## The exercise
Keep the images out and copy every entry below exactly.

(Stored items)
══════
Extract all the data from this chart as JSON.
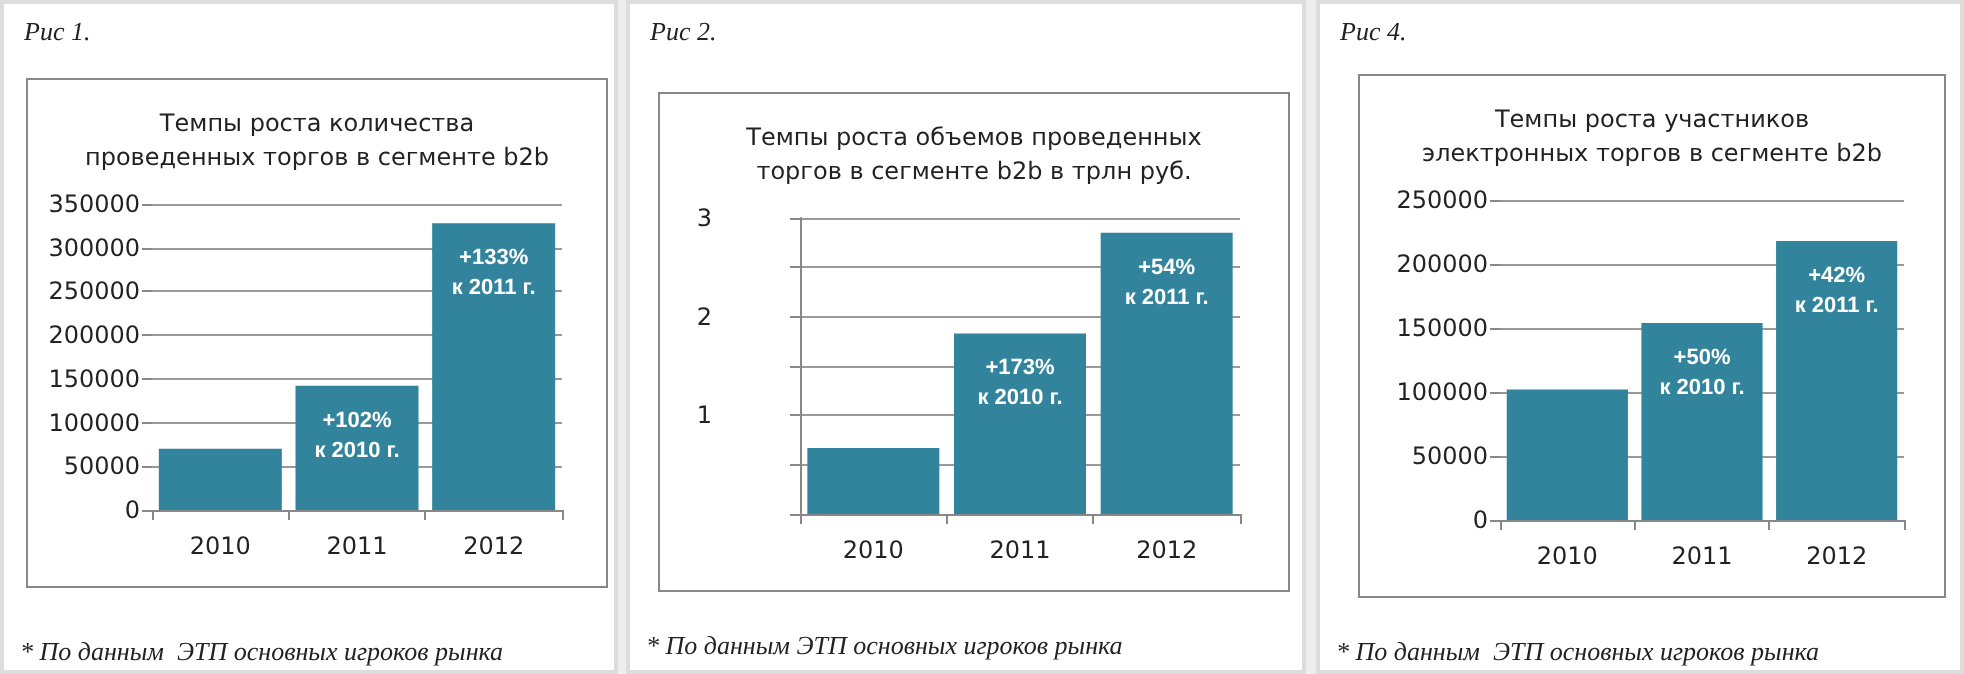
{
  "chart_data": [
    {
      "type": "bar",
      "subtitle": "Рис 1.",
      "title": "Темпы роста количества\nпроведенных торгов в сегменте b2b",
      "categories": [
        "2010",
        "2011",
        "2012"
      ],
      "values": [
        70000,
        142000,
        328000
      ],
      "color": "#31849b",
      "ylim": [
        0,
        350000
      ],
      "yticks": [
        0,
        50000,
        100000,
        150000,
        200000,
        250000,
        300000,
        350000
      ],
      "grid": "y",
      "annotations": [
        {
          "text": "+102%\nк 2010 г.",
          "x": "2011",
          "y": 142000
        },
        {
          "text": "+133%\nк 2011 г.",
          "x": "2012",
          "y": 328000
        },
        "* По данным  ЭТП основных игроков рынка"
      ]
    },
    {
      "type": "bar",
      "subtitle": "Рис 2.",
      "title": "Темпы роста объемов проведенных\nторгов в сегменте b2b в трлн руб.",
      "categories": [
        "2010",
        "2011",
        "2012"
      ],
      "values": [
        0.67,
        1.83,
        2.85
      ],
      "color": "#31849b",
      "ylim": [
        0,
        3
      ],
      "yticks": [
        {
          "value": 0,
          "label": null
        },
        {
          "value": 0.5,
          "label": null
        },
        1,
        {
          "value": 1.5,
          "label": null
        },
        2,
        {
          "value": 2.5,
          "label": null
        },
        3
      ],
      "grid": "y",
      "annotations": [
        {
          "text": "+173%\nк 2010 г.",
          "x": "2011",
          "y": 1.83
        },
        {
          "text": "+54%\nк 2011 г.",
          "x": "2012",
          "y": 2.85
        },
        "* По данным ЭТП основных игроков рынка"
      ]
    },
    {
      "type": "bar",
      "subtitle": "Рис 4.",
      "title": "Темпы роста участников\nэлектронных торгов в сегменте b2b",
      "categories": [
        "2010",
        "2011",
        "2012"
      ],
      "values": [
        102000,
        154000,
        218000
      ],
      "color": "#31849b",
      "ylim": [
        0,
        250000
      ],
      "yticks": [
        0,
        50000,
        100000,
        150000,
        200000,
        250000
      ],
      "grid": "y",
      "annotations": [
        {
          "text": "+50%\nк 2010 г.",
          "x": "2011",
          "y": 154000
        },
        {
          "text": "+42%\nк 2011 г.",
          "x": "2012",
          "y": 218000
        },
        "* По данным  ЭТП основных игроков рынка"
      ]
    }
  ]
}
══════
## The solution
Extract all the data from this chart as JSON.
{
  "chart_data": [
    {
      "type": "bar",
      "subtitle": "Рис 1.",
      "title": "Темпы роста количества\nпроведенных торгов в сегменте b2b",
      "categories": [
        "2010",
        "2011",
        "2012"
      ],
      "values": [
        70000,
        142000,
        328000
      ],
      "color": "#31849b",
      "ylim": [
        0,
        350000
      ],
      "yticks": [
        0,
        50000,
        100000,
        150000,
        200000,
        250000,
        300000,
        350000
      ],
      "grid": "y",
      "annotations": [
        {
          "text": "+102%\nк 2010 г.",
          "x": "2011",
          "y": 142000
        },
        {
          "text": "+133%\nк 2011 г.",
          "x": "2012",
          "y": 328000
        },
        "* По данным  ЭТП основных игроков рынка"
      ]
    },
    {
      "type": "bar",
      "subtitle": "Рис 2.",
      "title": "Темпы роста объемов проведенных\nторгов в сегменте b2b в трлн руб.",
      "categories": [
        "2010",
        "2011",
        "2012"
      ],
      "values": [
        0.67,
        1.83,
        2.85
      ],
      "color": "#31849b",
      "ylim": [
        0,
        3
      ],
      "yticks": [
        {
          "value": 0,
          "label": null
        },
        {
          "value": 0.5,
          "label": null
        },
        1,
        {
          "value": 1.5,
          "label": null
        },
        2,
        {
          "value": 2.5,
          "label": null
        },
        3
      ],
      "grid": "y",
      "annotations": [
        {
          "text": "+173%\nк 2010 г.",
          "x": "2011",
          "y": 1.83
        },
        {
          "text": "+54%\nк 2011 г.",
          "x": "2012",
          "y": 2.85
        },
        "* По данным ЭТП основных игроков рынка"
      ]
    },
    {
      "type": "bar",
      "subtitle": "Рис 4.",
      "title": "Темпы роста участников\nэлектронных торгов в сегменте b2b",
      "categories": [
        "2010",
        "2011",
        "2012"
      ],
      "values": [
        102000,
        154000,
        218000
      ],
      "color": "#31849b",
      "ylim": [
        0,
        250000
      ],
      "yticks": [
        0,
        50000,
        100000,
        150000,
        200000,
        250000
      ],
      "grid": "y",
      "annotations": [
        {
          "text": "+50%\nк 2010 г.",
          "x": "2011",
          "y": 154000
        },
        {
          "text": "+42%\nк 2011 г.",
          "x": "2012",
          "y": 218000
        },
        "* По данным  ЭТП основных игроков рынка"
      ]
    }
  ]
}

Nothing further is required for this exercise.